→ TASK PROMPT
Your task is to repeat the entries exactly. Leave the pictures out.

→ DATA
§
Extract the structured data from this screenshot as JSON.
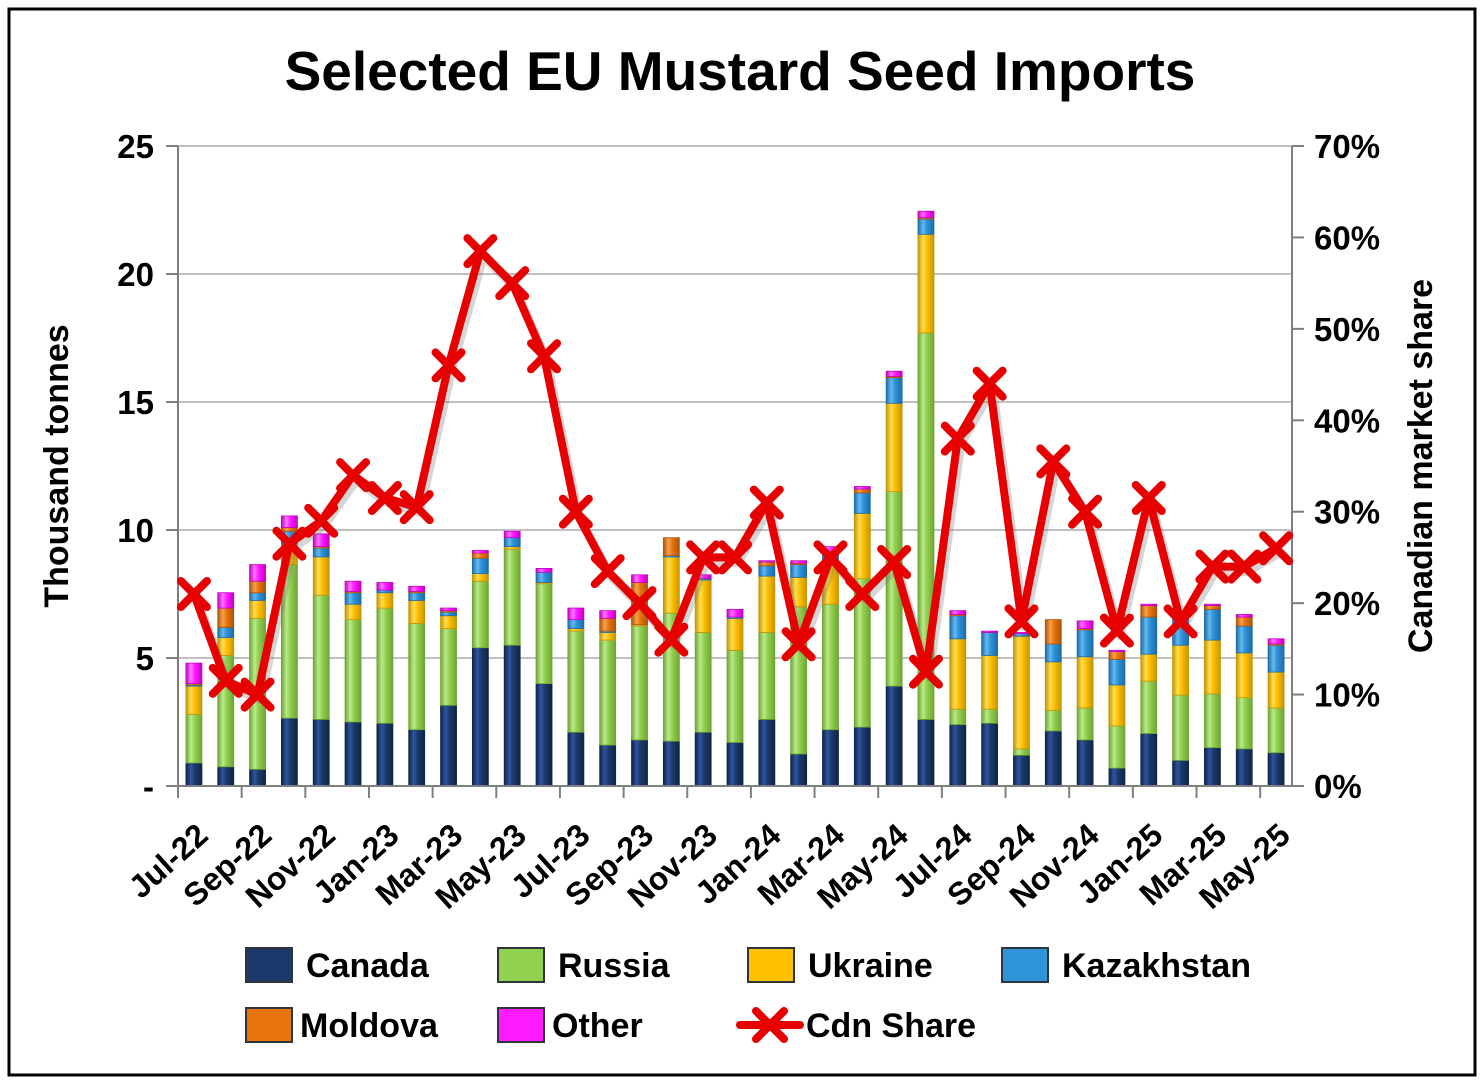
{
  "title": "Selected EU Mustard Seed Imports",
  "y_axis": {
    "label": "Thousand tonnes",
    "ticks": [
      "25",
      "20",
      "15",
      "10",
      "5",
      "-"
    ],
    "tick_values": [
      25,
      20,
      15,
      10,
      5,
      0
    ],
    "min": 0,
    "max": 25
  },
  "y2_axis": {
    "label": "Canadian market share",
    "ticks": [
      "70%",
      "60%",
      "50%",
      "40%",
      "30%",
      "20%",
      "10%",
      "0%"
    ],
    "tick_values": [
      70,
      60,
      50,
      40,
      30,
      20,
      10,
      0
    ],
    "min": 0,
    "max": 70
  },
  "legend": {
    "items": [
      {
        "label": "Canada",
        "color": "#1B3A6B",
        "marker": "square"
      },
      {
        "label": "Russia",
        "color": "#92D050",
        "marker": "square"
      },
      {
        "label": "Ukraine",
        "color": "#FFC000",
        "marker": "square"
      },
      {
        "label": "Kazakhstan",
        "color": "#2E93D9",
        "marker": "square"
      },
      {
        "label": "Moldova",
        "color": "#E8750C",
        "marker": "square"
      },
      {
        "label": "Other",
        "color": "#FF1CFF",
        "marker": "square"
      },
      {
        "label": "Cdn Share",
        "color": "#E60000",
        "marker": "x-line"
      }
    ]
  },
  "chart_data": {
    "type": "bar",
    "subtype": "stacked-bar-with-line",
    "title": "Selected EU Mustard Seed Imports",
    "xlabel": "",
    "ylabel": "Thousand tonnes",
    "y2label": "Canadian market share",
    "ylim": [
      0,
      25
    ],
    "y2lim": [
      0,
      70
    ],
    "grid": true,
    "legend_position": "bottom",
    "categories": [
      "Jul-22",
      "Aug-22",
      "Sep-22",
      "Oct-22",
      "Nov-22",
      "Dec-22",
      "Jan-23",
      "Feb-23",
      "Mar-23",
      "Apr-23",
      "May-23",
      "Jun-23",
      "Jul-23",
      "Aug-23",
      "Sep-23",
      "Oct-23",
      "Nov-23",
      "Dec-23",
      "Jan-24",
      "Feb-24",
      "Mar-24",
      "Apr-24",
      "May-24",
      "Jun-24",
      "Jul-24",
      "Aug-24",
      "Sep-24",
      "Oct-24",
      "Nov-24",
      "Dec-24",
      "Jan-25",
      "Feb-25",
      "Mar-25",
      "Apr-25",
      "May-25"
    ],
    "x_tick_labels": [
      "Jul-22",
      "Sep-22",
      "Nov-22",
      "Jan-23",
      "Mar-23",
      "May-23",
      "Jul-23",
      "Sep-23",
      "Nov-23",
      "Jan-24",
      "Mar-24",
      "May-24",
      "Jul-24",
      "Sep-24",
      "Nov-24",
      "Jan-25",
      "Mar-25",
      "May-25"
    ],
    "series": [
      {
        "name": "Canada",
        "color": "#1B3A6B",
        "light": "#2F54A0",
        "dark": "#0F2547",
        "values": [
          0.9,
          0.75,
          0.65,
          2.65,
          2.6,
          2.5,
          2.45,
          2.2,
          3.15,
          5.4,
          5.5,
          4.0,
          2.1,
          1.6,
          1.8,
          1.75,
          2.1,
          1.7,
          2.6,
          1.25,
          2.2,
          2.3,
          3.9,
          2.6,
          2.4,
          2.45,
          1.2,
          2.15,
          1.8,
          0.7,
          2.05,
          1.0,
          1.5,
          1.45,
          1.3
        ]
      },
      {
        "name": "Russia",
        "color": "#92D050",
        "light": "#BCE98A",
        "dark": "#6FA534",
        "values": [
          1.9,
          4.35,
          5.9,
          6.0,
          4.85,
          4.0,
          4.5,
          4.15,
          3.0,
          2.6,
          3.75,
          3.9,
          3.95,
          4.1,
          4.45,
          5.0,
          3.9,
          3.6,
          3.4,
          5.75,
          4.9,
          5.8,
          7.6,
          15.1,
          0.6,
          0.55,
          0.25,
          0.8,
          1.25,
          1.65,
          2.05,
          2.55,
          2.1,
          2.0,
          1.75
        ]
      },
      {
        "name": "Ukraine",
        "color": "#FFC000",
        "light": "#FFDD55",
        "dark": "#C69500",
        "values": [
          1.1,
          0.7,
          0.7,
          0.8,
          1.5,
          0.6,
          0.6,
          0.9,
          0.5,
          0.3,
          0.1,
          0.05,
          0.1,
          0.3,
          0.05,
          2.2,
          2.05,
          1.25,
          2.2,
          1.15,
          1.55,
          2.55,
          3.45,
          3.85,
          2.75,
          2.1,
          4.4,
          1.9,
          2.0,
          1.6,
          1.05,
          1.95,
          2.1,
          1.75,
          1.4
        ]
      },
      {
        "name": "Kazakhstan",
        "color": "#2E93D9",
        "light": "#66B8EE",
        "dark": "#1C6CA9",
        "values": [
          0.05,
          0.4,
          0.3,
          0.5,
          0.35,
          0.45,
          0.1,
          0.3,
          0.15,
          0.6,
          0.35,
          0.4,
          0.35,
          0.05,
          0.0,
          0.05,
          0.05,
          0.05,
          0.4,
          0.5,
          0.4,
          0.8,
          1.0,
          0.6,
          0.9,
          0.9,
          0.1,
          0.7,
          1.05,
          1.0,
          1.45,
          1.1,
          1.2,
          1.05,
          1.05
        ]
      },
      {
        "name": "Moldova",
        "color": "#E8750C",
        "light": "#F7A24E",
        "dark": "#AE5507",
        "values": [
          0.05,
          0.75,
          0.45,
          0.15,
          0.05,
          0.05,
          0.0,
          0.05,
          0.05,
          0.2,
          0.0,
          0.0,
          0.0,
          0.5,
          1.65,
          0.7,
          0.0,
          0.0,
          0.15,
          0.05,
          0.05,
          0.15,
          0.05,
          0.05,
          0.05,
          0.0,
          0.0,
          0.95,
          0.05,
          0.3,
          0.45,
          0.0,
          0.15,
          0.35,
          0.05
        ]
      },
      {
        "name": "Other",
        "color": "#FF1CFF",
        "light": "#FF77FF",
        "dark": "#C400C4",
        "values": [
          0.8,
          0.6,
          0.65,
          0.45,
          0.5,
          0.4,
          0.3,
          0.2,
          0.1,
          0.1,
          0.25,
          0.15,
          0.45,
          0.3,
          0.3,
          0.0,
          0.15,
          0.3,
          0.05,
          0.1,
          0.25,
          0.1,
          0.2,
          0.25,
          0.15,
          0.05,
          0.05,
          0.0,
          0.3,
          0.05,
          0.05,
          0.1,
          0.05,
          0.1,
          0.2
        ]
      }
    ],
    "line_series": {
      "name": "Cdn Share",
      "color": "#E60000",
      "axis": "right",
      "unit": "%",
      "values": [
        21,
        11.5,
        10,
        26.5,
        29,
        34,
        31.5,
        30.5,
        46,
        58.5,
        55,
        47,
        30,
        23.5,
        20,
        16,
        25,
        25,
        31,
        15.5,
        25,
        21,
        24.5,
        12.5,
        38,
        44,
        18,
        35.5,
        30,
        17,
        31.5,
        18,
        24,
        24,
        26
      ]
    }
  }
}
§
→ TASK ANSWER
Extract the structured data from this screenshot as JSON.
{
  "title": "Selected EU Mustard Seed Imports",
  "y_axis": {
    "label": "Thousand tonnes",
    "ticks": [
      "25",
      "20",
      "15",
      "10",
      "5",
      "-"
    ],
    "tick_values": [
      25,
      20,
      15,
      10,
      5,
      0
    ],
    "min": 0,
    "max": 25
  },
  "y2_axis": {
    "label": "Canadian market share",
    "ticks": [
      "70%",
      "60%",
      "50%",
      "40%",
      "30%",
      "20%",
      "10%",
      "0%"
    ],
    "tick_values": [
      70,
      60,
      50,
      40,
      30,
      20,
      10,
      0
    ],
    "min": 0,
    "max": 70
  },
  "legend": {
    "items": [
      {
        "label": "Canada",
        "color": "#1B3A6B",
        "marker": "square"
      },
      {
        "label": "Russia",
        "color": "#92D050",
        "marker": "square"
      },
      {
        "label": "Ukraine",
        "color": "#FFC000",
        "marker": "square"
      },
      {
        "label": "Kazakhstan",
        "color": "#2E93D9",
        "marker": "square"
      },
      {
        "label": "Moldova",
        "color": "#E8750C",
        "marker": "square"
      },
      {
        "label": "Other",
        "color": "#FF1CFF",
        "marker": "square"
      },
      {
        "label": "Cdn Share",
        "color": "#E60000",
        "marker": "x-line"
      }
    ]
  },
  "chart_data": {
    "type": "bar",
    "subtype": "stacked-bar-with-line",
    "title": "Selected EU Mustard Seed Imports",
    "xlabel": "",
    "ylabel": "Thousand tonnes",
    "y2label": "Canadian market share",
    "ylim": [
      0,
      25
    ],
    "y2lim": [
      0,
      70
    ],
    "grid": true,
    "legend_position": "bottom",
    "categories": [
      "Jul-22",
      "Aug-22",
      "Sep-22",
      "Oct-22",
      "Nov-22",
      "Dec-22",
      "Jan-23",
      "Feb-23",
      "Mar-23",
      "Apr-23",
      "May-23",
      "Jun-23",
      "Jul-23",
      "Aug-23",
      "Sep-23",
      "Oct-23",
      "Nov-23",
      "Dec-23",
      "Jan-24",
      "Feb-24",
      "Mar-24",
      "Apr-24",
      "May-24",
      "Jun-24",
      "Jul-24",
      "Aug-24",
      "Sep-24",
      "Oct-24",
      "Nov-24",
      "Dec-24",
      "Jan-25",
      "Feb-25",
      "Mar-25",
      "Apr-25",
      "May-25"
    ],
    "x_tick_labels": [
      "Jul-22",
      "Sep-22",
      "Nov-22",
      "Jan-23",
      "Mar-23",
      "May-23",
      "Jul-23",
      "Sep-23",
      "Nov-23",
      "Jan-24",
      "Mar-24",
      "May-24",
      "Jul-24",
      "Sep-24",
      "Nov-24",
      "Jan-25",
      "Mar-25",
      "May-25"
    ],
    "series": [
      {
        "name": "Canada",
        "color": "#1B3A6B",
        "light": "#2F54A0",
        "dark": "#0F2547",
        "values": [
          0.9,
          0.75,
          0.65,
          2.65,
          2.6,
          2.5,
          2.45,
          2.2,
          3.15,
          5.4,
          5.5,
          4.0,
          2.1,
          1.6,
          1.8,
          1.75,
          2.1,
          1.7,
          2.6,
          1.25,
          2.2,
          2.3,
          3.9,
          2.6,
          2.4,
          2.45,
          1.2,
          2.15,
          1.8,
          0.7,
          2.05,
          1.0,
          1.5,
          1.45,
          1.3
        ]
      },
      {
        "name": "Russia",
        "color": "#92D050",
        "light": "#BCE98A",
        "dark": "#6FA534",
        "values": [
          1.9,
          4.35,
          5.9,
          6.0,
          4.85,
          4.0,
          4.5,
          4.15,
          3.0,
          2.6,
          3.75,
          3.9,
          3.95,
          4.1,
          4.45,
          5.0,
          3.9,
          3.6,
          3.4,
          5.75,
          4.9,
          5.8,
          7.6,
          15.1,
          0.6,
          0.55,
          0.25,
          0.8,
          1.25,
          1.65,
          2.05,
          2.55,
          2.1,
          2.0,
          1.75
        ]
      },
      {
        "name": "Ukraine",
        "color": "#FFC000",
        "light": "#FFDD55",
        "dark": "#C69500",
        "values": [
          1.1,
          0.7,
          0.7,
          0.8,
          1.5,
          0.6,
          0.6,
          0.9,
          0.5,
          0.3,
          0.1,
          0.05,
          0.1,
          0.3,
          0.05,
          2.2,
          2.05,
          1.25,
          2.2,
          1.15,
          1.55,
          2.55,
          3.45,
          3.85,
          2.75,
          2.1,
          4.4,
          1.9,
          2.0,
          1.6,
          1.05,
          1.95,
          2.1,
          1.75,
          1.4
        ]
      },
      {
        "name": "Kazakhstan",
        "color": "#2E93D9",
        "light": "#66B8EE",
        "dark": "#1C6CA9",
        "values": [
          0.05,
          0.4,
          0.3,
          0.5,
          0.35,
          0.45,
          0.1,
          0.3,
          0.15,
          0.6,
          0.35,
          0.4,
          0.35,
          0.05,
          0.0,
          0.05,
          0.05,
          0.05,
          0.4,
          0.5,
          0.4,
          0.8,
          1.0,
          0.6,
          0.9,
          0.9,
          0.1,
          0.7,
          1.05,
          1.0,
          1.45,
          1.1,
          1.2,
          1.05,
          1.05
        ]
      },
      {
        "name": "Moldova",
        "color": "#E8750C",
        "light": "#F7A24E",
        "dark": "#AE5507",
        "values": [
          0.05,
          0.75,
          0.45,
          0.15,
          0.05,
          0.05,
          0.0,
          0.05,
          0.05,
          0.2,
          0.0,
          0.0,
          0.0,
          0.5,
          1.65,
          0.7,
          0.0,
          0.0,
          0.15,
          0.05,
          0.05,
          0.15,
          0.05,
          0.05,
          0.05,
          0.0,
          0.0,
          0.95,
          0.05,
          0.3,
          0.45,
          0.0,
          0.15,
          0.35,
          0.05
        ]
      },
      {
        "name": "Other",
        "color": "#FF1CFF",
        "light": "#FF77FF",
        "dark": "#C400C4",
        "values": [
          0.8,
          0.6,
          0.65,
          0.45,
          0.5,
          0.4,
          0.3,
          0.2,
          0.1,
          0.1,
          0.25,
          0.15,
          0.45,
          0.3,
          0.3,
          0.0,
          0.15,
          0.3,
          0.05,
          0.1,
          0.25,
          0.1,
          0.2,
          0.25,
          0.15,
          0.05,
          0.05,
          0.0,
          0.3,
          0.05,
          0.05,
          0.1,
          0.05,
          0.1,
          0.2
        ]
      }
    ],
    "line_series": {
      "name": "Cdn Share",
      "color": "#E60000",
      "axis": "right",
      "unit": "%",
      "values": [
        21,
        11.5,
        10,
        26.5,
        29,
        34,
        31.5,
        30.5,
        46,
        58.5,
        55,
        47,
        30,
        23.5,
        20,
        16,
        25,
        25,
        31,
        15.5,
        25,
        21,
        24.5,
        12.5,
        38,
        44,
        18,
        35.5,
        30,
        17,
        31.5,
        18,
        24,
        24,
        26
      ]
    }
  }
}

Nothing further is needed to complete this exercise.